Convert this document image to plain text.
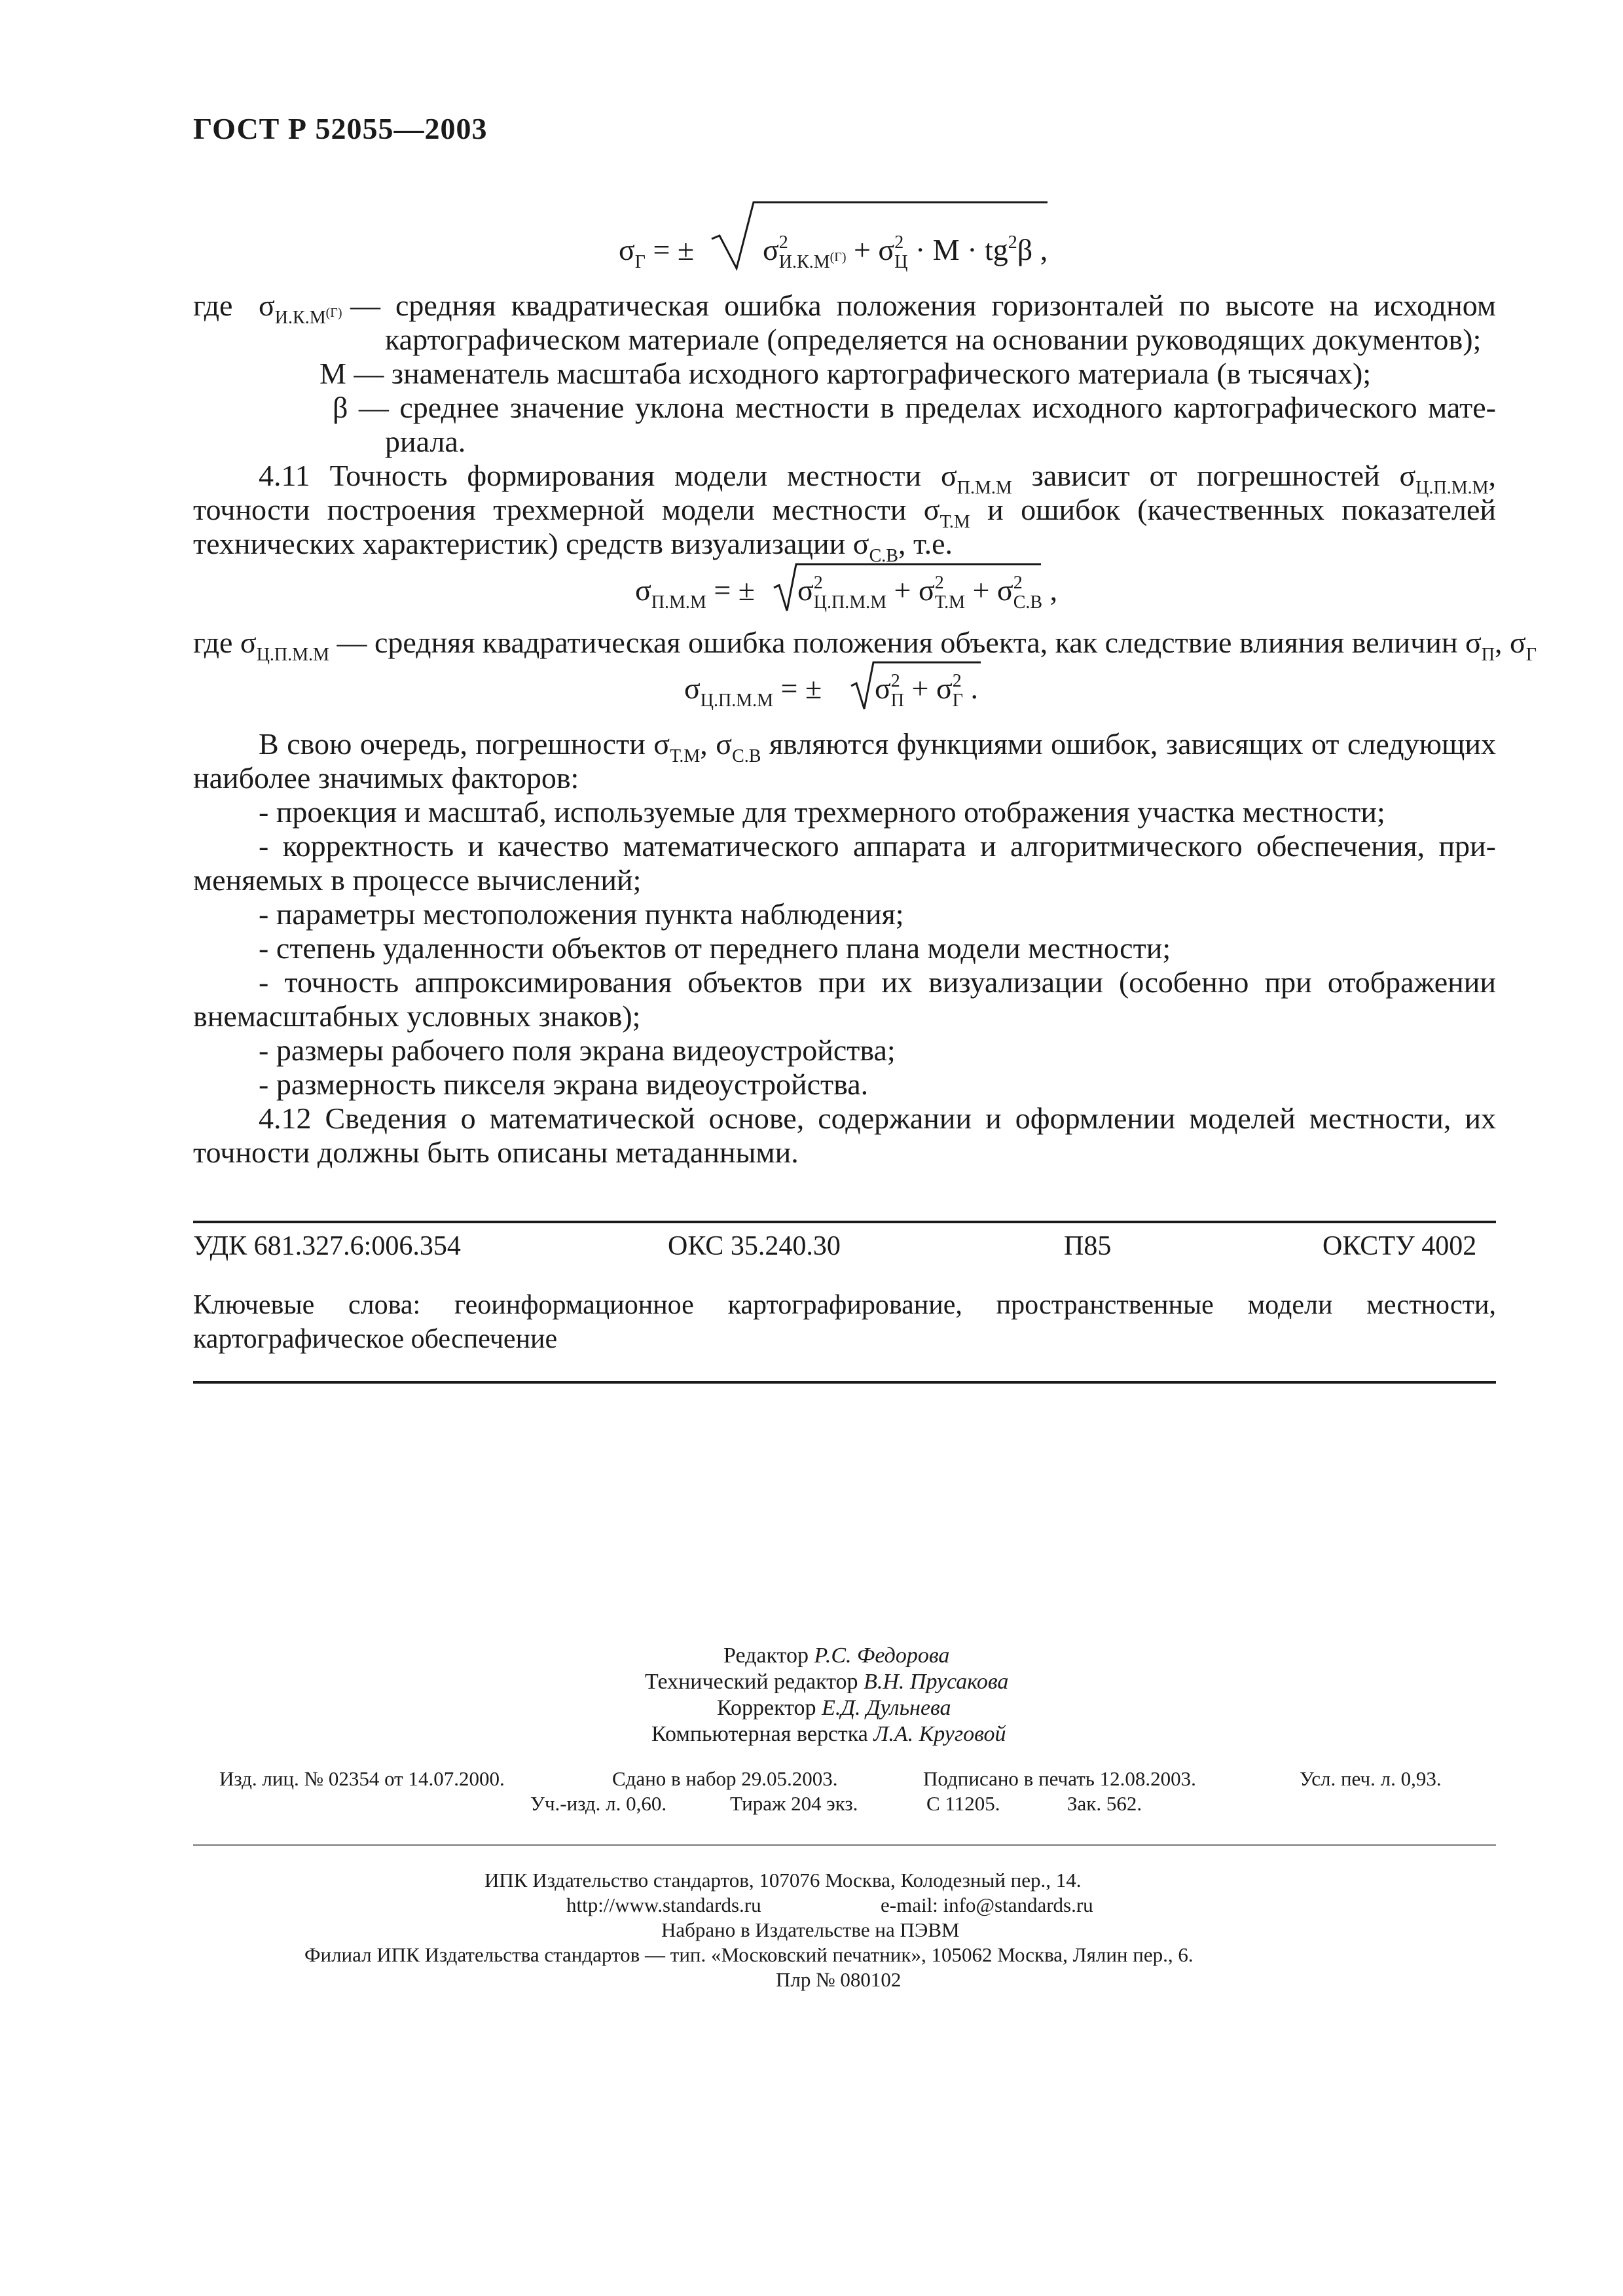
ГОСТ Р 52055—2003
$\sigma_Г$ = ± $\sigma^2_{И.К.М^{(Г)}} + \sigma^2_Ц \cdot M \cdot tg^2\beta$ ,
где $\sigma_{И.К.М^{(Г)}}$ — средняя квадратическая ошибка положения горизонталей по высоте на исходном
картографическом материале (определяется на основании руководящих документов);
M — знаменатель масштаба исходного картографического материала (в тысячах);
β — среднее значение уклона местности в пределах исходного картографического мате-
риала.
4.11 Точность формирования модели местности $\sigma_{П.М.М}$ зависит от погрешностей $\sigma_{Ц.П.М.М}$,
точности построения трехмерной модели местности $\sigma_{Т.М}$ и ошибок (качественных показателей
технических характеристик) средств визуализации $\sigma_{С.В}$, т.е.
$\sigma_{П.М.М}$ = ± $\sigma^2_{Ц.П.М.М} + \sigma^2_{Т.М} + \sigma^2_{С.В}$ ,
где $\sigma_{Ц.П.М.М}$ — средняя квадратическая ошибка положения объекта, как следствие влияния величин $\sigma_П$, $\sigma_Г$
$\sigma_{Ц.П.М.М}$ = ± $\sigma^2_П + \sigma^2_Г$ .
В свою очередь, погрешности $\sigma_{Т.М}$, $\sigma_{С.В}$ являются функциями ошибок, зависящих от следующих
наиболее значимых факторов:
- проекция и масштаб, используемые для трехмерного отображения участка местности;
- корректность и качество математического аппарата и алгоритмического обеспечения, при-
меняемых в процессе вычислений;
- параметры местоположения пункта наблюдения;
- степень удаленности объектов от переднего плана модели местности;
- точность аппроксимирования объектов при их визуализации (особенно при отображении
внемасштабных условных знаков);
- размеры рабочего поля экрана видеоустройства;
- размерность пикселя экрана видеоустройства.
4.12 Сведения о математической основе, содержании и оформлении моделей местности, их
точности должны быть описаны метаданными.
УДК 681.327.6:006.354	ОКС 35.240.30	П85	ОКСТУ 4002
Ключевые слова: геоинформационное картографирование, пространственные модели местности,
картографическое обеспечение
Редактор Р.С. Федорова
Технический редактор В.Н. Прусакова
Корректор Е.Д. Дульнева
Компьютерная верстка Л.А. Круговой
Изд. лиц. № 02354 от 14.07.2000.	Сдано в набор 29.05.2003.	Подписано в печать 12.08.2003.	Усл. печ. л. 0,93.
Уч.-изд. л. 0,60.	Тираж 204 экз.	С 11205.	Зак. 562.
ИПК Издательство стандартов, 107076 Москва, Колодезный пер., 14.
http://www.standards.ru	e-mail: info@standards.ru
Набрано в Издательстве на ПЭВМ
Филиал ИПК Издательства стандартов — тип. «Московский печатник», 105062 Москва, Лялин пер., 6.
Плр № 080102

---+---

§ **CHALLENGE**: Take the listing above and print it exactly, apart from the pictures.

§ **THE REPLY**:
Convert this document image to plain text.
ГОСТ Р 52055—2003
$\sigma_Г$ = ± $\sigma^2_{И.К.М^{(Г)}} + \sigma^2_Ц \cdot M \cdot tg^2\beta$ ,
где $\sigma_{И.К.М^{(Г)}}$ — средняя квадратическая ошибка положения горизонталей по высоте на исходном
картографическом материале (определяется на основании руководящих документов);
M — знаменатель масштаба исходного картографического материала (в тысячах);
β — среднее значение уклона местности в пределах исходного картографического мате-
риала.
4.11 Точность формирования модели местности $\sigma_{П.М.М}$ зависит от погрешностей $\sigma_{Ц.П.М.М}$,
точности построения трехмерной модели местности $\sigma_{Т.М}$ и ошибок (качественных показателей
технических характеристик) средств визуализации $\sigma_{С.В}$, т.е.
$\sigma_{П.М.М}$ = ± $\sigma^2_{Ц.П.М.М} + \sigma^2_{Т.М} + \sigma^2_{С.В}$ ,
где $\sigma_{Ц.П.М.М}$ — средняя квадратическая ошибка положения объекта, как следствие влияния величин $\sigma_П$, $\sigma_Г$
$\sigma_{Ц.П.М.М}$ = ± $\sigma^2_П + \sigma^2_Г$ .
В свою очередь, погрешности $\sigma_{Т.М}$, $\sigma_{С.В}$ являются функциями ошибок, зависящих от следующих
наиболее значимых факторов:
- проекция и масштаб, используемые для трехмерного отображения участка местности;
- корректность и качество математического аппарата и алгоритмического обеспечения, при-
меняемых в процессе вычислений;
- параметры местоположения пункта наблюдения;
- степень удаленности объектов от переднего плана модели местности;
- точность аппроксимирования объектов при их визуализации (особенно при отображении
внемасштабных условных знаков);
- размеры рабочего поля экрана видеоустройства;
- размерность пикселя экрана видеоустройства.
4.12 Сведения о математической основе, содержании и оформлении моделей местности, их
точности должны быть описаны метаданными.
УДК 681.327.6:006.354	ОКС 35.240.30	П85	ОКСТУ 4002
Ключевые слова: геоинформационное картографирование, пространственные модели местности,
картографическое обеспечение
Редактор Р.С. Федорова
Технический редактор В.Н. Прусакова
Корректор Е.Д. Дульнева
Компьютерная верстка Л.А. Круговой
Изд. лиц. № 02354 от 14.07.2000.	Сдано в набор 29.05.2003.	Подписано в печать 12.08.2003.	Усл. печ. л. 0,93.
Уч.-изд. л. 0,60.	Тираж 204 экз.	С 11205.	Зак. 562.
ИПК Издательство стандартов, 107076 Москва, Колодезный пер., 14.
http://www.standards.ru	e-mail: info@standards.ru
Набрано в Издательстве на ПЭВМ
Филиал ИПК Издательства стандартов — тип. «Московский печатник», 105062 Москва, Лялин пер., 6.
Плр № 080102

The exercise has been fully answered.